++++ Working data ++++
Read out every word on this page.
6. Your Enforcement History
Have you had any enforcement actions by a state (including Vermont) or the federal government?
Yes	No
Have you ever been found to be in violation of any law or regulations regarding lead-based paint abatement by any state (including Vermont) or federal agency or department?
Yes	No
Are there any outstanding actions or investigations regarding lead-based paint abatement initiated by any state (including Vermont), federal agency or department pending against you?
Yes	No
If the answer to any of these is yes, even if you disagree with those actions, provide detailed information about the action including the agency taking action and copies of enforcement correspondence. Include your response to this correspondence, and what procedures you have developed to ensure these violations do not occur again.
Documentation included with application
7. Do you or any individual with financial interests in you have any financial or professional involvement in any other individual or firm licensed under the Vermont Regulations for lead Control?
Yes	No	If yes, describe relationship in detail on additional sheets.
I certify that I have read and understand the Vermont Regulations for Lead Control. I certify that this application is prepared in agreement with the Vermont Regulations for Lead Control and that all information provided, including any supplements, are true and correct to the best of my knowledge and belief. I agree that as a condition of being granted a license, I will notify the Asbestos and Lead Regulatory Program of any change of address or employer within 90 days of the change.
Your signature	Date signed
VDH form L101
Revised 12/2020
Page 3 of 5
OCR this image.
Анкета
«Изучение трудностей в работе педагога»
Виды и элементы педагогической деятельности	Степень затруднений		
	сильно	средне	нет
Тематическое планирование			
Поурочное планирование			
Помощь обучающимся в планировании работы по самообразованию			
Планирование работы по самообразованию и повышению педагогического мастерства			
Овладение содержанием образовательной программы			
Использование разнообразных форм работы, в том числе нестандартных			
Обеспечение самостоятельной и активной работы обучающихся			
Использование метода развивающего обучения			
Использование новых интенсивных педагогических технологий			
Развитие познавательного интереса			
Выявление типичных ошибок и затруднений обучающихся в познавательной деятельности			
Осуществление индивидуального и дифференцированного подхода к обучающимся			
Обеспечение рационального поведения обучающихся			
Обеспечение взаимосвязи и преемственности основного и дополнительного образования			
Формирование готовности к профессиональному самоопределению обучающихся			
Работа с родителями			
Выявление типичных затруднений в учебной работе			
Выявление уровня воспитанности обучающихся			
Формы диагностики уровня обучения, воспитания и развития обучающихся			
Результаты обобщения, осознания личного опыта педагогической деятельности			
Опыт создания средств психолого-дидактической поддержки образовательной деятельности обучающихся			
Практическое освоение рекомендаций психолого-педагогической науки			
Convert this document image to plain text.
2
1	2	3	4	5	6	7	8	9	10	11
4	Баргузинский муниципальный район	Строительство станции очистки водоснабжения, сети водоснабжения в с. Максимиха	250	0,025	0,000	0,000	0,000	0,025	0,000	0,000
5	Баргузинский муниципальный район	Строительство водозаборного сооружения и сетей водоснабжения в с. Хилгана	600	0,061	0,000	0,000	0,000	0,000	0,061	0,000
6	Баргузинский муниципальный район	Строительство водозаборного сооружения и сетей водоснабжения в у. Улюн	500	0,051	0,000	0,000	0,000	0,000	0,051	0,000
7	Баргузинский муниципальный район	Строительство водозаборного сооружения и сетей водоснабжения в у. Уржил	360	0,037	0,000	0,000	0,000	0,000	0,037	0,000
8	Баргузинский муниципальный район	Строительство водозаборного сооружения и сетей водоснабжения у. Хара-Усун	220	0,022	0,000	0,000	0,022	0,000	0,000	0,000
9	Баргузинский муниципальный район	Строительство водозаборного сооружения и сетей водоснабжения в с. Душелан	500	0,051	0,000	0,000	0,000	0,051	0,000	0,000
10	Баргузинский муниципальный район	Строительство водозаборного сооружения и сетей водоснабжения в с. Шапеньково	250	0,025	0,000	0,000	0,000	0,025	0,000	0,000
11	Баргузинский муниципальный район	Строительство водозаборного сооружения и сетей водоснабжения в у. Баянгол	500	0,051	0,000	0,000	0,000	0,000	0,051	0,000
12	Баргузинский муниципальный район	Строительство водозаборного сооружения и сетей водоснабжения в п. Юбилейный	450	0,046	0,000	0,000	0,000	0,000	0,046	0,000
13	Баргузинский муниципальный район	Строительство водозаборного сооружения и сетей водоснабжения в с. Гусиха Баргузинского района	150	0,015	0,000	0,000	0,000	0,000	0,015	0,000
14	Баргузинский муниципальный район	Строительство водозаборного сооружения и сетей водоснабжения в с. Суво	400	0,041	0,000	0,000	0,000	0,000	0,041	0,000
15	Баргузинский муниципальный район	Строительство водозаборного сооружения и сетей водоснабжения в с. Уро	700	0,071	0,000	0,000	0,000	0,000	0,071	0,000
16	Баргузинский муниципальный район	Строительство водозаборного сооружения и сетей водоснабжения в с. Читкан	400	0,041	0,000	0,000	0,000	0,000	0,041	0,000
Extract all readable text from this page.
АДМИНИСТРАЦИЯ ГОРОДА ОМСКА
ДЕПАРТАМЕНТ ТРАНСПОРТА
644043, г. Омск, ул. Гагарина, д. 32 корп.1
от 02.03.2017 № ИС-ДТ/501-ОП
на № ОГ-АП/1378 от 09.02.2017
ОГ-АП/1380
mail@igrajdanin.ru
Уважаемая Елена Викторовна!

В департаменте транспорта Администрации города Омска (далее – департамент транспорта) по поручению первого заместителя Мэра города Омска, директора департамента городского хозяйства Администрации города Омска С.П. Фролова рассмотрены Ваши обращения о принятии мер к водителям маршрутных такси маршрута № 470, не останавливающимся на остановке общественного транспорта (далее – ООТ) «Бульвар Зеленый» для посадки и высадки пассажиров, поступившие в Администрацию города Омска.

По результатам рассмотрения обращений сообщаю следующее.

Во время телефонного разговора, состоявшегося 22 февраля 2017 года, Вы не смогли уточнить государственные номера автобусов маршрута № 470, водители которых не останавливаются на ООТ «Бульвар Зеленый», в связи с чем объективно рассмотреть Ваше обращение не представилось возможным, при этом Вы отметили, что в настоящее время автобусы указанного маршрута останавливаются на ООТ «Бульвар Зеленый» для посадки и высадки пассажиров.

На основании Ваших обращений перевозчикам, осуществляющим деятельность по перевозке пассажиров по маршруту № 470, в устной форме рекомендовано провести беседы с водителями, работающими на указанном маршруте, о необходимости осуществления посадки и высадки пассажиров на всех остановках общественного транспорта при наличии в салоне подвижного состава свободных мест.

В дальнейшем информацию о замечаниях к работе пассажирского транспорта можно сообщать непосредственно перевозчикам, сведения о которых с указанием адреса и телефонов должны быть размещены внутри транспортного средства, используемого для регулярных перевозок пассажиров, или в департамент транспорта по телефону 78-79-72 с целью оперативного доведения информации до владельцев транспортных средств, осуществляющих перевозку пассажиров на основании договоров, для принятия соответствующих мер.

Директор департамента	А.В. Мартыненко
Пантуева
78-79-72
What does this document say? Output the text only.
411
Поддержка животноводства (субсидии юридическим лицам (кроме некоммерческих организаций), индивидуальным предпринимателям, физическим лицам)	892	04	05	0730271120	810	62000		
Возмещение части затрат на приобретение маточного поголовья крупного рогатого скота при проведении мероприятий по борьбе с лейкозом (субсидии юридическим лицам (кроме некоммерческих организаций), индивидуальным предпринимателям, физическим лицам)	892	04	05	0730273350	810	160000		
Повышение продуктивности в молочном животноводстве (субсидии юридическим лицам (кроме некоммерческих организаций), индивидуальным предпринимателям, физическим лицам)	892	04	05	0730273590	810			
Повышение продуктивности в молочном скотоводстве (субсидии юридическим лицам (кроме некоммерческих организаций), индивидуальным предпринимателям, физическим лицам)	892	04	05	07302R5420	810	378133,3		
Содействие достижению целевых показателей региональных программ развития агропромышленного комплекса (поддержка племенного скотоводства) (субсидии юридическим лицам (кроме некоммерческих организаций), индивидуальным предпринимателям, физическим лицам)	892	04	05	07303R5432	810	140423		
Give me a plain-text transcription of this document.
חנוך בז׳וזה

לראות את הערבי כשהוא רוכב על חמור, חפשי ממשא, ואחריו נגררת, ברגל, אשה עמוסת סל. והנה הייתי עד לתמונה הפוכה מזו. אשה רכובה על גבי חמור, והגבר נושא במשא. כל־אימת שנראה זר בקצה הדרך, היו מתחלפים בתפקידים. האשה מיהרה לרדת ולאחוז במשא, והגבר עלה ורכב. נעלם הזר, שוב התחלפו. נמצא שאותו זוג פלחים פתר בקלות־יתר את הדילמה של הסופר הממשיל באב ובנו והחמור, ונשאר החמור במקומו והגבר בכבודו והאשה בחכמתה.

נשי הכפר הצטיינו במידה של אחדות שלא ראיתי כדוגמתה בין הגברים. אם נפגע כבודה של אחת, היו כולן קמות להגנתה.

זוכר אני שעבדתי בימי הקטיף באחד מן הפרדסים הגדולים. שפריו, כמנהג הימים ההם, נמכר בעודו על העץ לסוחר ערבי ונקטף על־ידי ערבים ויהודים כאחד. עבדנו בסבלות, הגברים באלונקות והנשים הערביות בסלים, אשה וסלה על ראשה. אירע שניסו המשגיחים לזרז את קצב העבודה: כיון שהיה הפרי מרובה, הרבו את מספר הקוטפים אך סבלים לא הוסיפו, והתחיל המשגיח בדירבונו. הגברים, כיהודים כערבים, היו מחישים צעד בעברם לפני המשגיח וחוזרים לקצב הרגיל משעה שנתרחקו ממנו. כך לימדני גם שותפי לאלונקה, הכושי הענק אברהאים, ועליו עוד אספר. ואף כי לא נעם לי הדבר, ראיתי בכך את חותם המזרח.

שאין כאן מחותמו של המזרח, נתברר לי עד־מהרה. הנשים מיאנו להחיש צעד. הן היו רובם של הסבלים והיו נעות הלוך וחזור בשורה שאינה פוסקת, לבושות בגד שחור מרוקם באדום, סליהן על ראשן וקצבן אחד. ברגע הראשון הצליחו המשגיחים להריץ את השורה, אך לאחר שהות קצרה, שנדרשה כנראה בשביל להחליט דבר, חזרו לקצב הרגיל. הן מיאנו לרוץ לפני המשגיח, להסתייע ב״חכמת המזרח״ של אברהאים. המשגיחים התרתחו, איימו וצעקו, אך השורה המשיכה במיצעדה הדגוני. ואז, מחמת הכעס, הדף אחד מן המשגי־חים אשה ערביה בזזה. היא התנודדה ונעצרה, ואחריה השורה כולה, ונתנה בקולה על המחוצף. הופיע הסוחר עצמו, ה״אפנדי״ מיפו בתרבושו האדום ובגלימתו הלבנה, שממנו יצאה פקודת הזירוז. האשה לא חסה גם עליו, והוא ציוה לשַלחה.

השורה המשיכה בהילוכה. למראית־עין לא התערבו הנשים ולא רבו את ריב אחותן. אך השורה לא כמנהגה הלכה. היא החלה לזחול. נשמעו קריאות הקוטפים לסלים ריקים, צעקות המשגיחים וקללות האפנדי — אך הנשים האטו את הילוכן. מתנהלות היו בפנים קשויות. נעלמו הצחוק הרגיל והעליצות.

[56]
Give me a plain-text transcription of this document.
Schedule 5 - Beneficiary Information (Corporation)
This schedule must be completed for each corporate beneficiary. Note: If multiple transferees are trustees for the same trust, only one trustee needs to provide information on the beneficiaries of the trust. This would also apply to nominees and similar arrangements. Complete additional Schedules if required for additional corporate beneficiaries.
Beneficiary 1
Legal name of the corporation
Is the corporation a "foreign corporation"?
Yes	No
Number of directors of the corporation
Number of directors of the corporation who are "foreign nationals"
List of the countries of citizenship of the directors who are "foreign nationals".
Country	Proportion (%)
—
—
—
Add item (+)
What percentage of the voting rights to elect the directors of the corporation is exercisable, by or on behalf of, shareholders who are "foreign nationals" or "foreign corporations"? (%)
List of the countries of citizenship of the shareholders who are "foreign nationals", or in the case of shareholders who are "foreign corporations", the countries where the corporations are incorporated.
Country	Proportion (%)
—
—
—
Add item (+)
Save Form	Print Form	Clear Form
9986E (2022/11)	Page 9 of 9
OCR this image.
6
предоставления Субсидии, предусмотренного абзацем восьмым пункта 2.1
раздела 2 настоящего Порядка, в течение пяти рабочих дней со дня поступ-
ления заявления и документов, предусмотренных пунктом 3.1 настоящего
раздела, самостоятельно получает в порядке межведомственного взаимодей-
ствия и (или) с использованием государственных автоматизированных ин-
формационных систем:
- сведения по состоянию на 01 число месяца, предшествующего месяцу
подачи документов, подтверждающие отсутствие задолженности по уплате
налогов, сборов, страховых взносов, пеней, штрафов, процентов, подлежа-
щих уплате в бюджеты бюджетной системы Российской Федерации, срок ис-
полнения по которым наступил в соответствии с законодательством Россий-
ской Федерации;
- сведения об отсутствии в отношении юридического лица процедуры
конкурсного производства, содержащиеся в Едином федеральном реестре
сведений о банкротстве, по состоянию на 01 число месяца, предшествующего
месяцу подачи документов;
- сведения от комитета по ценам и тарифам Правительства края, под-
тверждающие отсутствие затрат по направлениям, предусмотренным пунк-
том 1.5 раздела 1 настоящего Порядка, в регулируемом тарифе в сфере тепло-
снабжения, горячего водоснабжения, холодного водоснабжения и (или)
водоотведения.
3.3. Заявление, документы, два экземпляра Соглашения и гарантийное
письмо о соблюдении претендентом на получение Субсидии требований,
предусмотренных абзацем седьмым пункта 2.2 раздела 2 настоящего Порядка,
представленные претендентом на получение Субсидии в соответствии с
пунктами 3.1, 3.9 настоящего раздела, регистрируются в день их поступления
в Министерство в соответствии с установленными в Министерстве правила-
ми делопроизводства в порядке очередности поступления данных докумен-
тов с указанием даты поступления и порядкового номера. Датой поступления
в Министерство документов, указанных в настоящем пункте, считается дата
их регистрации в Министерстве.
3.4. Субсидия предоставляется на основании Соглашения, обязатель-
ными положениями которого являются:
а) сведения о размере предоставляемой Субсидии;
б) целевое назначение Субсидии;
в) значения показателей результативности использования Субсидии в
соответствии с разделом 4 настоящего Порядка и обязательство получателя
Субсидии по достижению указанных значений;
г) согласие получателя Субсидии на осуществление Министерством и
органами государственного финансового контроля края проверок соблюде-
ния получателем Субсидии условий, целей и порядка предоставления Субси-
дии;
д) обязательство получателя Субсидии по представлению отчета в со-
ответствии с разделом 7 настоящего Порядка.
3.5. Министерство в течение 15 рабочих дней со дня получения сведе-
++++
In the entries above, find every line with the word "обучающимся" and list it.

Помощь обучающимся в планировании работы по самообразованию			
Осуществление индивидуального и дифференцированного подхода к обучающимся			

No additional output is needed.